* Begin DATASET RECORDS *

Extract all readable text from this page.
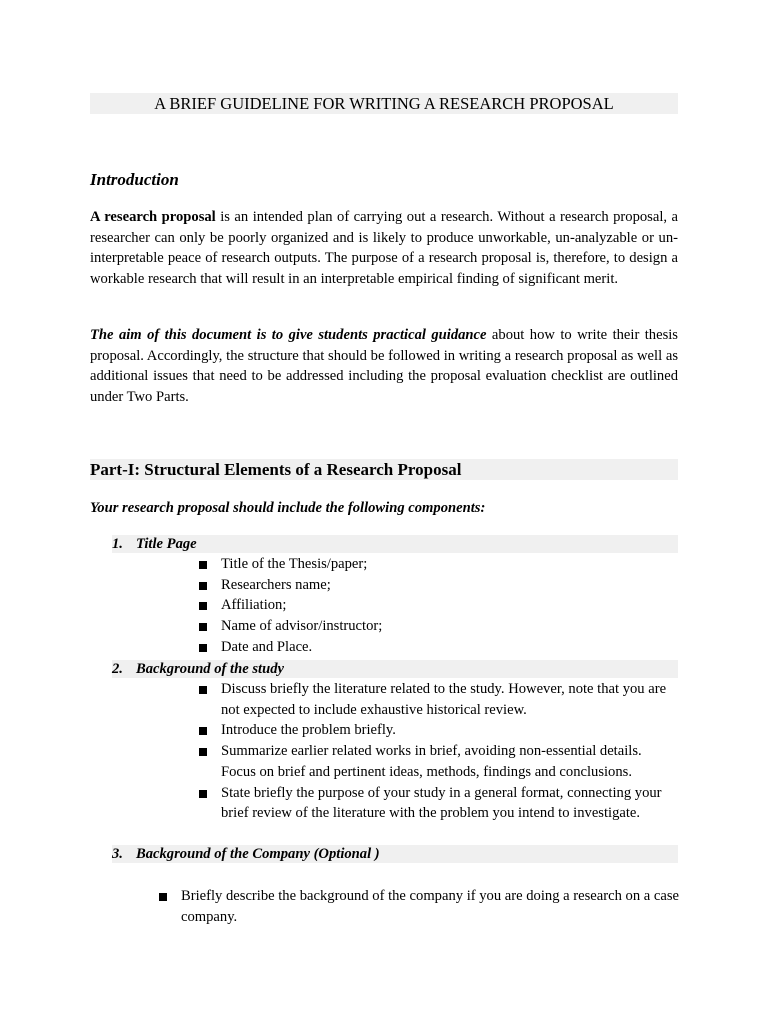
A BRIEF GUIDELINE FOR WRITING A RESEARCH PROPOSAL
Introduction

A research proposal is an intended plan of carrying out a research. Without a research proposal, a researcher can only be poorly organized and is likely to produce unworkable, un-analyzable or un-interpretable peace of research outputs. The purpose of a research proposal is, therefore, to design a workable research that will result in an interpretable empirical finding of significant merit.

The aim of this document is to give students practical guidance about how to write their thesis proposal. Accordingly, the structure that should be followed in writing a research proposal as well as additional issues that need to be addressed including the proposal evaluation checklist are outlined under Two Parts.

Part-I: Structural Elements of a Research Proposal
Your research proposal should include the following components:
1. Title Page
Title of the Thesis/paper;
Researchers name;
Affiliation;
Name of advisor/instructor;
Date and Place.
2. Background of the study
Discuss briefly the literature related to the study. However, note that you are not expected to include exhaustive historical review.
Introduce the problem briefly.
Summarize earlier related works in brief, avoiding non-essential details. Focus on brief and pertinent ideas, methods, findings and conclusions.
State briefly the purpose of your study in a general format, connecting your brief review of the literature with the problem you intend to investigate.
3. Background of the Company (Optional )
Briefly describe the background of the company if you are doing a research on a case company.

* End DATASET RECORDS *
* Begin DATASET RECORDS *

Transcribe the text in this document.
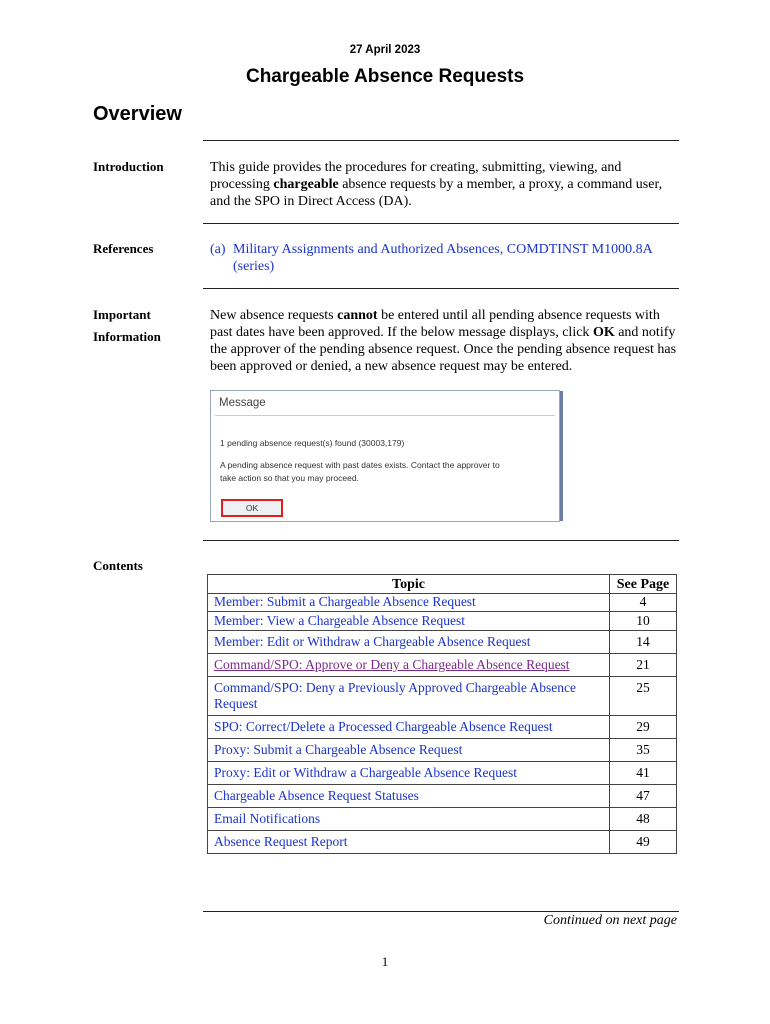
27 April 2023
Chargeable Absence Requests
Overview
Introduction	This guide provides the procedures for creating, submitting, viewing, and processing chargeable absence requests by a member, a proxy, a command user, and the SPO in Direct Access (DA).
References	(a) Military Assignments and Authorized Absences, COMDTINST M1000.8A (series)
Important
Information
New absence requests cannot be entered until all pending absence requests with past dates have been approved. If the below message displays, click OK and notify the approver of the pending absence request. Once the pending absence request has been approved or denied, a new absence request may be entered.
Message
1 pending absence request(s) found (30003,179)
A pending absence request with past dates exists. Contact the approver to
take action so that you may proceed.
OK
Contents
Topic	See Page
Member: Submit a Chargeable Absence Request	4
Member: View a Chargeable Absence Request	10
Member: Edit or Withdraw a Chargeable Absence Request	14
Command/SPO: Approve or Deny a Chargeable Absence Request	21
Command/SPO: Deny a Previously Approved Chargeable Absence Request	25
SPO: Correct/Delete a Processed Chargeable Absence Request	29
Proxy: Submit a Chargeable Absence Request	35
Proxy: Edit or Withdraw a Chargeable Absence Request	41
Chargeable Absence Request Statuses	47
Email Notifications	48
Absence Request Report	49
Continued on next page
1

* End DATASET RECORDS *
* Begin DATASET RECORDS *

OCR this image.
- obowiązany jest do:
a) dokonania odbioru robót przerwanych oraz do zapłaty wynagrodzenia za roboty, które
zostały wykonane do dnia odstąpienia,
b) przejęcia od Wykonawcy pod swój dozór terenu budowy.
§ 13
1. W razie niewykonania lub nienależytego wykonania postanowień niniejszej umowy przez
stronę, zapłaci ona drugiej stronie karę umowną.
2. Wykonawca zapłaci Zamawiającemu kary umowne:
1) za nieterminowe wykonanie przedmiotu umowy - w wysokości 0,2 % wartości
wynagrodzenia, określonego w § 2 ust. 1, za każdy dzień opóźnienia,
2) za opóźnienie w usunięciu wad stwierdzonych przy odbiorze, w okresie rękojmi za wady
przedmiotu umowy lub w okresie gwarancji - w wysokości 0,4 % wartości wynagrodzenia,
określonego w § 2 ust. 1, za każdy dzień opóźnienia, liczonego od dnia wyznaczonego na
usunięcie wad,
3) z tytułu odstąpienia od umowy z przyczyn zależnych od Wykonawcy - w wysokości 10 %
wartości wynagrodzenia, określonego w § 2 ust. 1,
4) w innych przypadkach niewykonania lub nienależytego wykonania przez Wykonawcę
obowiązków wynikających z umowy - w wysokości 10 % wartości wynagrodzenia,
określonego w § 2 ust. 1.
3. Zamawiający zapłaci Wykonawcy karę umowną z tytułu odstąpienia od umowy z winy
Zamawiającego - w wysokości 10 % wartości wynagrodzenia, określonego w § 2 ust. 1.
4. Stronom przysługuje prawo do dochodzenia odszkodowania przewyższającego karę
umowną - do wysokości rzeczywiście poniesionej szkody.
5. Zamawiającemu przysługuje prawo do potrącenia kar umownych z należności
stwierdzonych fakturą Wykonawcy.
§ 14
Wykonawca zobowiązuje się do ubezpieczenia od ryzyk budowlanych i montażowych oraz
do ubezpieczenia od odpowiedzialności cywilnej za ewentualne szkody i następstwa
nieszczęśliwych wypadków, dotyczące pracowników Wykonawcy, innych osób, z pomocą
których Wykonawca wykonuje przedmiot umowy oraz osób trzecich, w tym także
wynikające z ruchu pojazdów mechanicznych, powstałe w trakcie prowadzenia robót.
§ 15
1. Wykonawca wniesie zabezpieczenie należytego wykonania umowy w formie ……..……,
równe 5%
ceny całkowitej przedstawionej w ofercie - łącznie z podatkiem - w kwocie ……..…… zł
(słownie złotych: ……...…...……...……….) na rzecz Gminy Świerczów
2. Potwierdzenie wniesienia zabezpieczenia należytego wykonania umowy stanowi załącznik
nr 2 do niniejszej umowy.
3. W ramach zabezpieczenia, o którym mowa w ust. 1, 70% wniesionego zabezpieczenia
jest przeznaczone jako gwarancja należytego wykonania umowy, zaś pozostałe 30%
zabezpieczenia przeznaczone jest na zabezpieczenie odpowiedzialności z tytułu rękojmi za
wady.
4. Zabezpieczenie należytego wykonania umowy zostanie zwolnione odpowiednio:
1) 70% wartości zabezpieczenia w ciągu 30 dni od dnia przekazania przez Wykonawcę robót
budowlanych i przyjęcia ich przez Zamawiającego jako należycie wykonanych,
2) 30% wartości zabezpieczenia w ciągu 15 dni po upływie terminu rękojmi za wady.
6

* End DATASET RECORDS *

* AIM:
Each line holding "Zamawiającemu" must be found and copied.

* RIGHT ANSWER:
2. Wykonawca zapłaci Zamawiającemu kary umowne:
5. Zamawiającemu przysługuje prawo do potrącenia kar umownych z należności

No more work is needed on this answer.